▸ **SET PROBLEM**: From the entries below, copy every line holding the word "khác".
* * * *
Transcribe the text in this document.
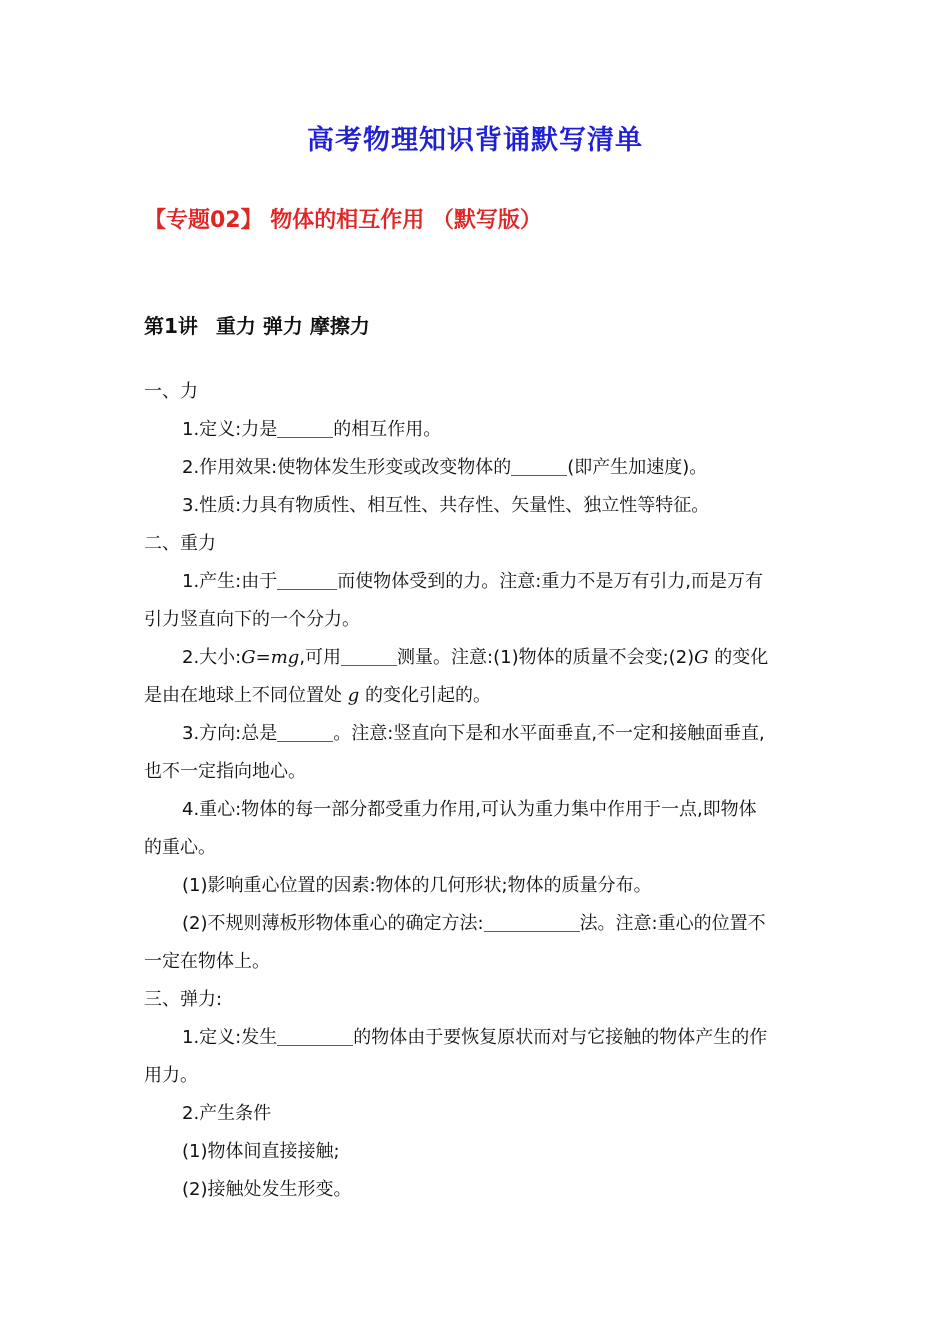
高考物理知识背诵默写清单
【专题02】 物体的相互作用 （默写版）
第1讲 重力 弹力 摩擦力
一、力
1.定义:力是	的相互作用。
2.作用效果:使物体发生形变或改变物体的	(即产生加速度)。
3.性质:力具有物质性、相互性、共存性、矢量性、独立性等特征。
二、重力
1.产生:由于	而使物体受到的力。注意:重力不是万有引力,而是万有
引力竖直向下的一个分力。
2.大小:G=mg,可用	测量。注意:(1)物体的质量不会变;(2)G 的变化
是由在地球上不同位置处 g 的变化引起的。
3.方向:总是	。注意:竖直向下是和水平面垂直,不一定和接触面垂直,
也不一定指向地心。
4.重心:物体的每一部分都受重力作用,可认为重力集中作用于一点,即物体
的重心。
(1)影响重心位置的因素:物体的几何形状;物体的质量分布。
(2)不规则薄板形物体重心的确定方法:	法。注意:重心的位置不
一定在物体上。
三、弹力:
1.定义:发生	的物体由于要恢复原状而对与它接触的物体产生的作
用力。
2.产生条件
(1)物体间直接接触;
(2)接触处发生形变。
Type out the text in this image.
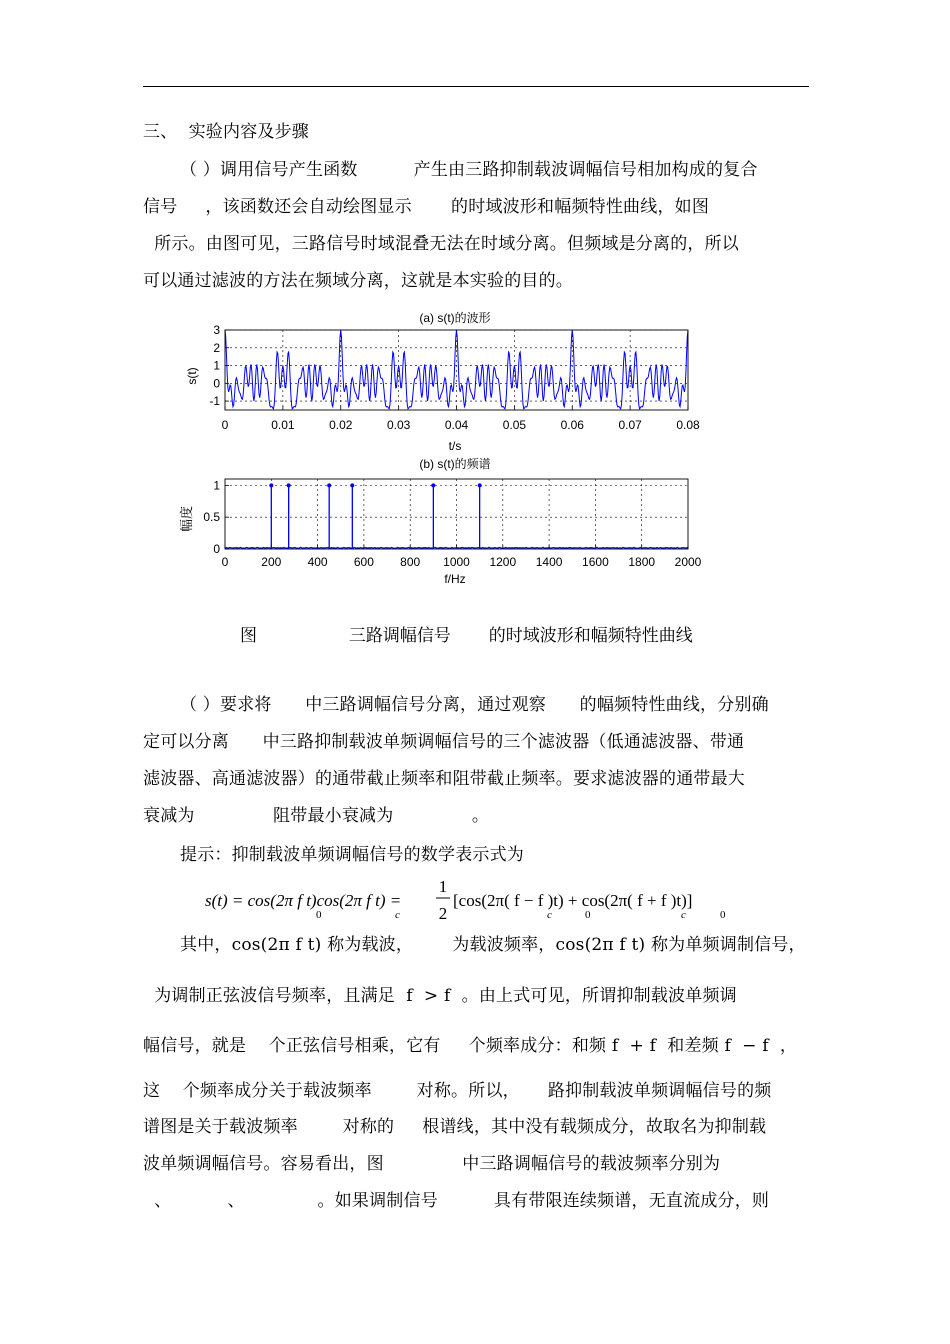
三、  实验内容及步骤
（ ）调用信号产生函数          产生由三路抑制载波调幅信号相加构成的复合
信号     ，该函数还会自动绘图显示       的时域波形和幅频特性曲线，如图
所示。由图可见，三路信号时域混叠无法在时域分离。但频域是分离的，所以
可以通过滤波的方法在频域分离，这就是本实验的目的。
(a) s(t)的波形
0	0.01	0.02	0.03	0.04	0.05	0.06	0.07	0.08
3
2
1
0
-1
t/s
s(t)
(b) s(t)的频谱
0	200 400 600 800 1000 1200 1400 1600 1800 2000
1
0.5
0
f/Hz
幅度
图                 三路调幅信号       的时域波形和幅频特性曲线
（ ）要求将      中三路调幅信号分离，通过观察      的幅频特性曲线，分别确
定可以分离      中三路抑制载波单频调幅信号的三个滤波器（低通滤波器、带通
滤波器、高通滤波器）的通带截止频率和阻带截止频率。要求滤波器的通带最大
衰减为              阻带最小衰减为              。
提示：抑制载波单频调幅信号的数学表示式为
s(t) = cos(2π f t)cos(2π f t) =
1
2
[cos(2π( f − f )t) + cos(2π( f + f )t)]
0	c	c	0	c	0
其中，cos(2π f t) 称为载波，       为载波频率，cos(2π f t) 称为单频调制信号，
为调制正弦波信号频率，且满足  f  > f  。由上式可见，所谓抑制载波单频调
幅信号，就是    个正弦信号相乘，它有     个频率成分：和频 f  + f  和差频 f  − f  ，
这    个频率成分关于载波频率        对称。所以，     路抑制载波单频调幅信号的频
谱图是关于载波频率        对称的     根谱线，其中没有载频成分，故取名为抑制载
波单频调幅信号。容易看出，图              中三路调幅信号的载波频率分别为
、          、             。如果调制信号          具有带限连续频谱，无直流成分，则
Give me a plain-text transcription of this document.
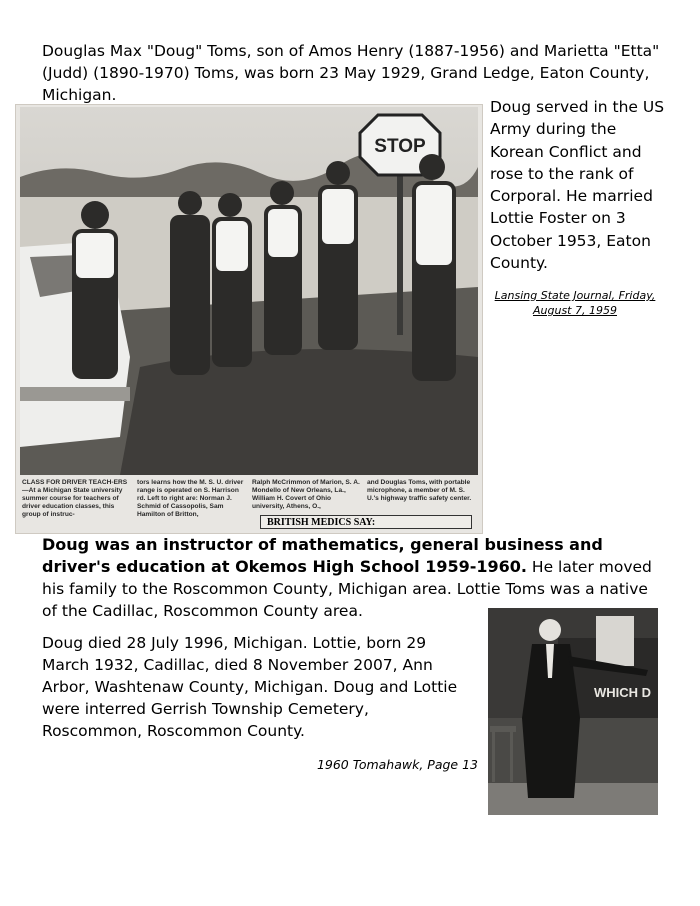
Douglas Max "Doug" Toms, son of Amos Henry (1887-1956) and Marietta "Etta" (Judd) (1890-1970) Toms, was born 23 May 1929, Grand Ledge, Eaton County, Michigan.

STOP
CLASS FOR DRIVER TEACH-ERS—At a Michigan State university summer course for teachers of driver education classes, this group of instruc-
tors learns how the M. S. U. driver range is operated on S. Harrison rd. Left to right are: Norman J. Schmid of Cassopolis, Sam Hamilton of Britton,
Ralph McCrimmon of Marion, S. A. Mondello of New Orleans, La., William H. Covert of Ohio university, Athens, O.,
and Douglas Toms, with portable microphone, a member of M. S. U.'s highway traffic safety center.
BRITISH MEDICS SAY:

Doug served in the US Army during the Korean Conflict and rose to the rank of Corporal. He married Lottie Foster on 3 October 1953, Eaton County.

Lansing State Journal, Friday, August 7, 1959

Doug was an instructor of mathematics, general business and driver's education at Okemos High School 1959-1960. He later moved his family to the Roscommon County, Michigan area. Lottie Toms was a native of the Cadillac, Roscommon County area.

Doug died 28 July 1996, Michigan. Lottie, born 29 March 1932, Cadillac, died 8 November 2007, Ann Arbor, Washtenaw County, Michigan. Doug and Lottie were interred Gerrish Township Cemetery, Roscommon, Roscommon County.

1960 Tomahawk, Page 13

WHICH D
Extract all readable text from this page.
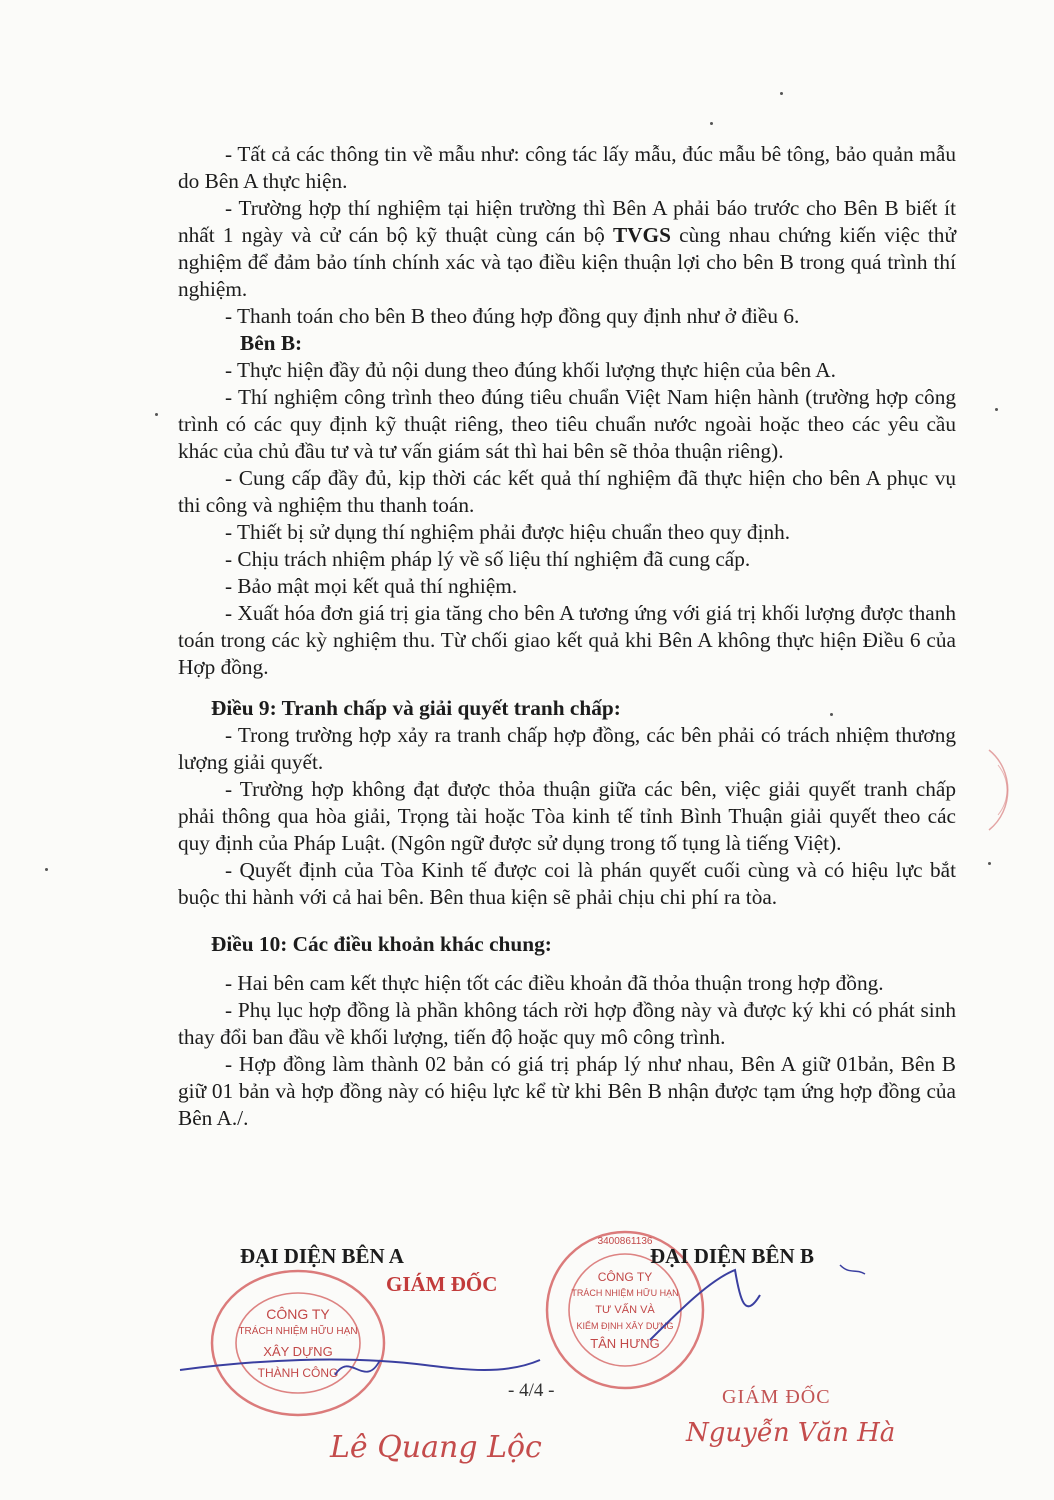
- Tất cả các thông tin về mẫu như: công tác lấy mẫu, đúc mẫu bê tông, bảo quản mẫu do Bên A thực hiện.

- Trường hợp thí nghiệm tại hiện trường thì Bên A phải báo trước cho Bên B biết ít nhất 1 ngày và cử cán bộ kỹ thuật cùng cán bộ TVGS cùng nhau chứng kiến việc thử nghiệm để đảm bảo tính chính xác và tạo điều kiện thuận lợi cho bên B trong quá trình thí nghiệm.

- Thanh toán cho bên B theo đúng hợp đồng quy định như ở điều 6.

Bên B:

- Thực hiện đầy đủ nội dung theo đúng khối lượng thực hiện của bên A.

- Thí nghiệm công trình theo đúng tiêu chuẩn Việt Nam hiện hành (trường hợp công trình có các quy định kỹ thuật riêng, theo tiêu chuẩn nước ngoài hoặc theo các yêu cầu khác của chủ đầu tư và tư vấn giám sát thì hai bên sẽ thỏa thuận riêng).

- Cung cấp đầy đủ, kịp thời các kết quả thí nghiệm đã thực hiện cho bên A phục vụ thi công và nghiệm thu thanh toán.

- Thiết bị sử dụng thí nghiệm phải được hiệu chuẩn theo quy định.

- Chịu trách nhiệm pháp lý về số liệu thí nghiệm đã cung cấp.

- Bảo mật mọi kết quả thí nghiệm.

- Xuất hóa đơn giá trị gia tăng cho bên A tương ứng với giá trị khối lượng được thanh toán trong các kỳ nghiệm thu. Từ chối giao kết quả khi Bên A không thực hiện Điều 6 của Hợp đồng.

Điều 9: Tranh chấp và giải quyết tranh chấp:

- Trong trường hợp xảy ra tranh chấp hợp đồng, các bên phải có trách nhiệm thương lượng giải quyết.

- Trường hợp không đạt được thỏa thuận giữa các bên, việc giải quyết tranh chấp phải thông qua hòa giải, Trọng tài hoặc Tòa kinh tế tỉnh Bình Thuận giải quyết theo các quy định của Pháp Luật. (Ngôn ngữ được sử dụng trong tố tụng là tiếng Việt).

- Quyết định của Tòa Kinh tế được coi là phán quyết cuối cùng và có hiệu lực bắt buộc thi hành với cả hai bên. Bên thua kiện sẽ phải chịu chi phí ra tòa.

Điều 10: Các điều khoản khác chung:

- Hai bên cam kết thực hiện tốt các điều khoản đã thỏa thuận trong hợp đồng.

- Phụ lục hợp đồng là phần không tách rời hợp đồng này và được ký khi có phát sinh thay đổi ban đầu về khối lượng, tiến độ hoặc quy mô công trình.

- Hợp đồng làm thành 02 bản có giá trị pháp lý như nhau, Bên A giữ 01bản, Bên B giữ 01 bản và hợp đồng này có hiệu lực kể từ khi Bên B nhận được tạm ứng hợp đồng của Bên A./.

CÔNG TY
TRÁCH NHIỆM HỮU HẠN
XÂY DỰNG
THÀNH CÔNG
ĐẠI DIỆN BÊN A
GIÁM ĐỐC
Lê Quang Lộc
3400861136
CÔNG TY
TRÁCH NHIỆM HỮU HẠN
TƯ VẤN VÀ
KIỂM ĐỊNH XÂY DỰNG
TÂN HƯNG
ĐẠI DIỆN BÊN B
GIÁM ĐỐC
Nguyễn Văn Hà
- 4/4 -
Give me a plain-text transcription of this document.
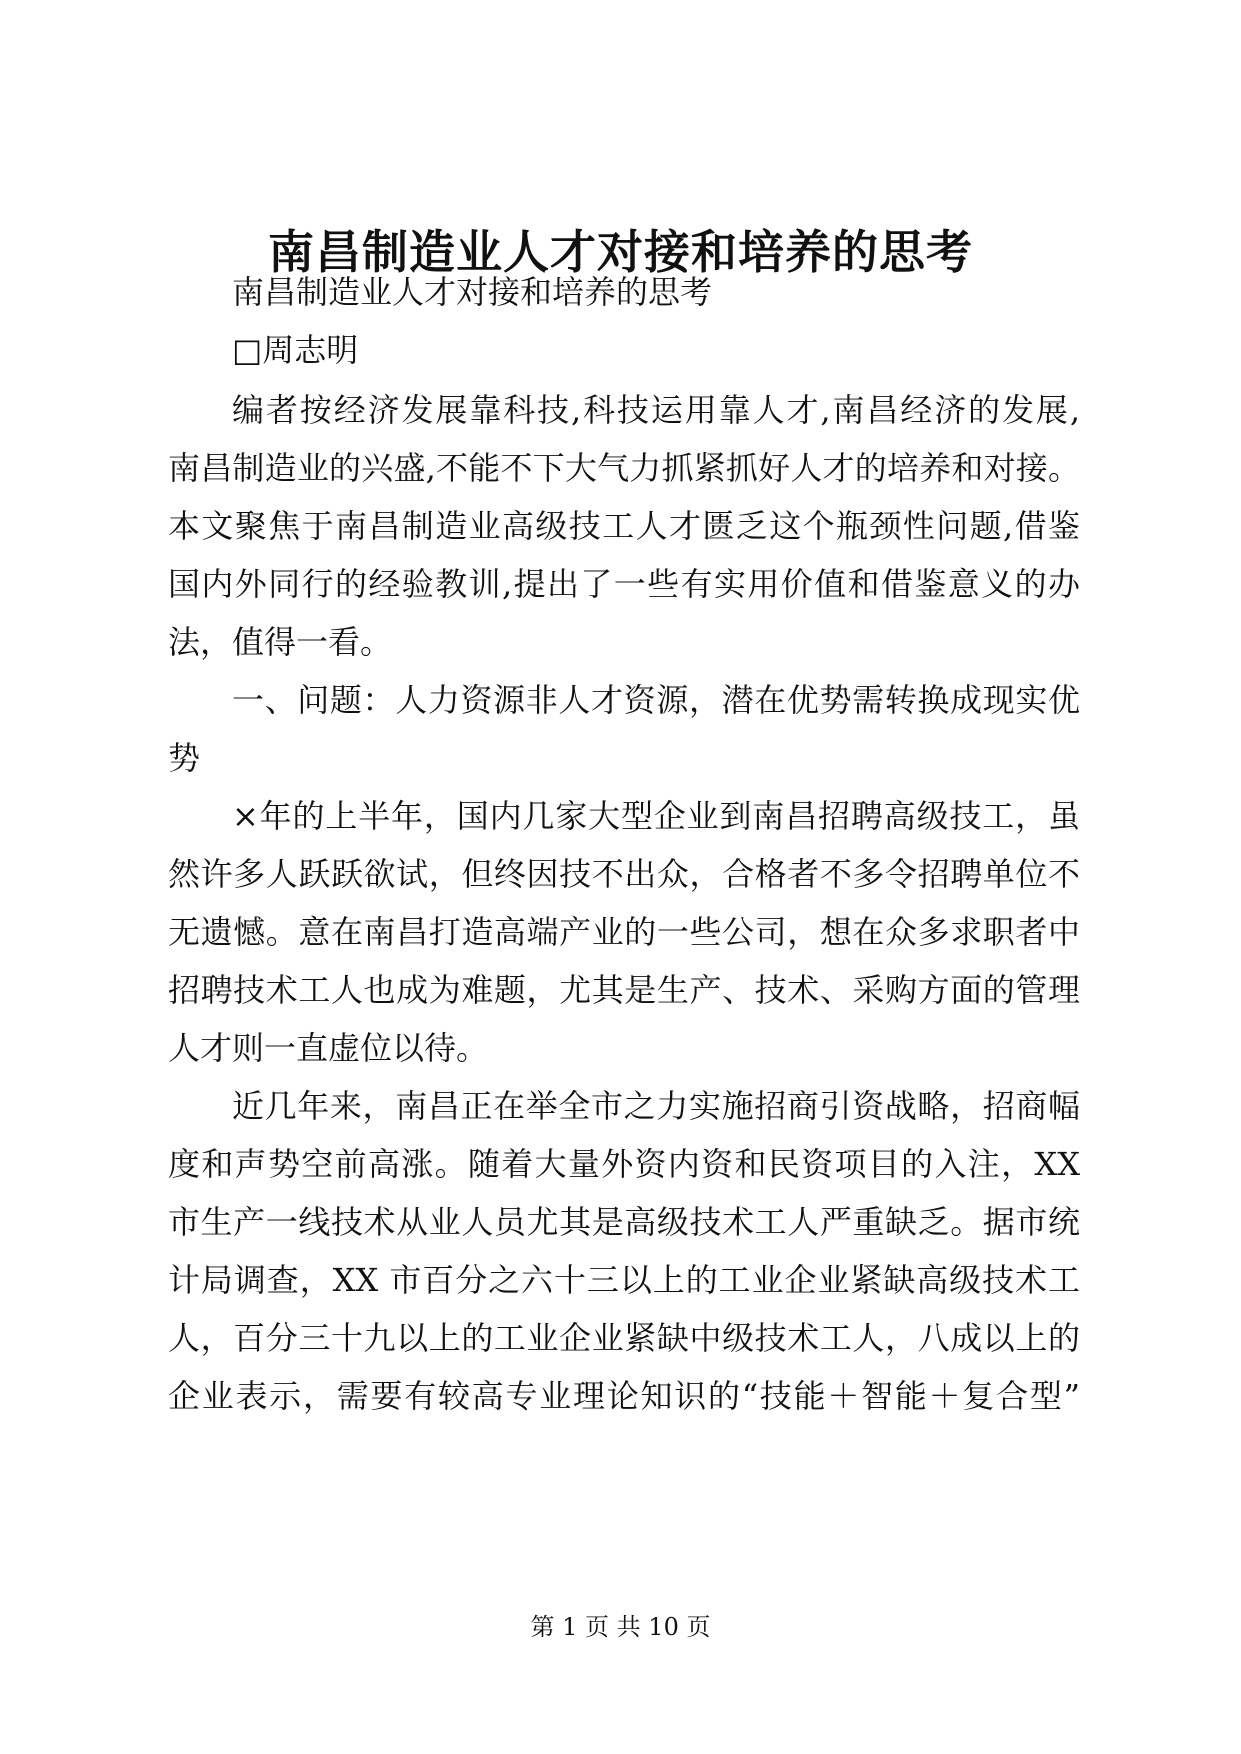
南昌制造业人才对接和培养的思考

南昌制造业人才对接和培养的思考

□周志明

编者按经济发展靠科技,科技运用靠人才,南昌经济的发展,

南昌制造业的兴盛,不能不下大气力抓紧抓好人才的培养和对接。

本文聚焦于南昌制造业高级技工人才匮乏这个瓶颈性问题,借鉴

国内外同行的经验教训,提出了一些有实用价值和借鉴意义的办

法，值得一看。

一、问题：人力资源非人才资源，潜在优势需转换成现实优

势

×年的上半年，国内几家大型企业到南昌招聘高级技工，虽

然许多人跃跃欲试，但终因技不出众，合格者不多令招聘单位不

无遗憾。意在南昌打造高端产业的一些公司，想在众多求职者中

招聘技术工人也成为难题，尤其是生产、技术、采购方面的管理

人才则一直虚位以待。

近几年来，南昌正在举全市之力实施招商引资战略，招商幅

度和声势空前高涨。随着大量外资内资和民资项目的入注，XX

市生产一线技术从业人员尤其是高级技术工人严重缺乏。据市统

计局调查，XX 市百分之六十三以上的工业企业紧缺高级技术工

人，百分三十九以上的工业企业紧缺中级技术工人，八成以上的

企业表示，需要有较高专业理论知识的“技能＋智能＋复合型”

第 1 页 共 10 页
* * * *
▸ **SOLUTION BELOW**:
- Thí nghiệm công trình theo đúng tiêu chuẩn Việt Nam hiện hành (trường hợp công trình có các quy định kỹ thuật riêng, theo tiêu chuẩn nước ngoài hoặc theo các yêu cầu khác của chủ đầu tư và tư vấn giám sát thì hai bên sẽ thỏa thuận riêng).
Điều 10: Các điều khoản khác chung:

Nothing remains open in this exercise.